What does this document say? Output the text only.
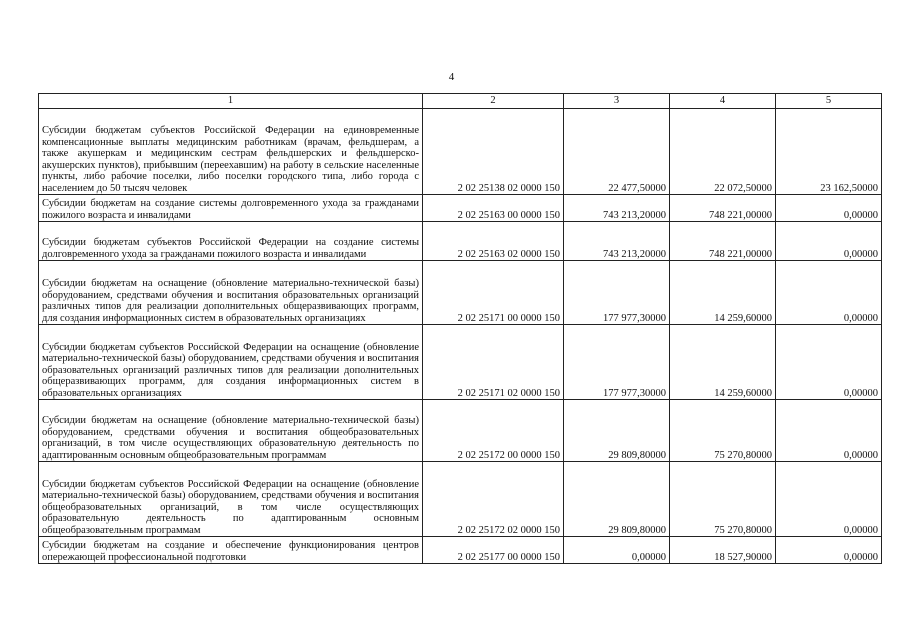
4
1	2	3	4	5
Субсидии бюджетам субъектов Российской Федерации на единовременные компенсационные выплаты медицинским работникам (врачам, фельдшерам, а также акушеркам и медицинским сестрам фельдшерских и фельдшерско-акушерских пунктов), прибывшим (переехавшим) на работу в сельские населенные пункты, либо рабочие поселки, либо поселки городского типа, либо города с населением до 50 тысяч человек	2 02 25138 02 0000 150	22 477,50000	22 072,50000	23 162,50000
Субсидии бюджетам на создание системы долговременного ухода за гражданами пожилого возраста и инвалидами	2 02 25163 00 0000 150	743 213,20000	748 221,00000	0,00000
Субсидии бюджетам субъектов Российской Федерации на создание системы долговременного ухода за гражданами пожилого возраста и инвалидами	2 02 25163 02 0000 150	743 213,20000	748 221,00000	0,00000
Субсидии бюджетам на оснащение (обновление материально-технической базы) оборудованием, средствами обучения и воспитания образовательных организаций различных типов для реализации дополнительных общеразвивающих программ, для создания информационных систем в образовательных организациях	2 02 25171 00 0000 150	177 977,30000	14 259,60000	0,00000
Субсидии бюджетам субъектов Российской Федерации на оснащение (обновление материально-технической базы) оборудованием, средствами обучения и воспитания образовательных организаций различных типов для реализации дополнительных общеразвивающих программ, для создания информационных систем в образовательных организациях	2 02 25171 02 0000 150	177 977,30000	14 259,60000	0,00000
Субсидии бюджетам на оснащение (обновление материально-технической базы) оборудованием, средствами обучения и воспитания общеобразовательных организаций, в том числе осуществляющих образовательную деятельность по адаптированным основным общеобразовательным программам	2 02 25172 00 0000 150	29 809,80000	75 270,80000	0,00000
Субсидии бюджетам субъектов Российской Федерации на оснащение (обновление материально-технической базы) оборудованием, средствами обучения и воспитания общеобразовательных организаций, в том числе осуществляющих образовательную деятельность по адаптированным основным общеобразовательным программам	2 02 25172 02 0000 150	29 809,80000	75 270,80000	0,00000
Субсидии бюджетам на создание и обеспечение функционирования центров опережающей профессиональной подготовки	2 02 25177 00 0000 150	0,00000	18 527,90000	0,00000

________________________________________

**Given instruction**
Only lines holding the string "гражданами" are wanted; gather each one from the entries above.

**Problem solution**
Субсидии бюджетам на создание системы долговременного ухода за гражданами пожилого возраста и инвалидами	2 02 25163 00 0000 150	743 213,20000	748 221,00000	0,00000
Субсидии бюджетам субъектов Российской Федерации на создание системы долговременного ухода за гражданами пожилого возраста и инвалидами	2 02 25163 02 0000 150	743 213,20000	748 221,00000	0,00000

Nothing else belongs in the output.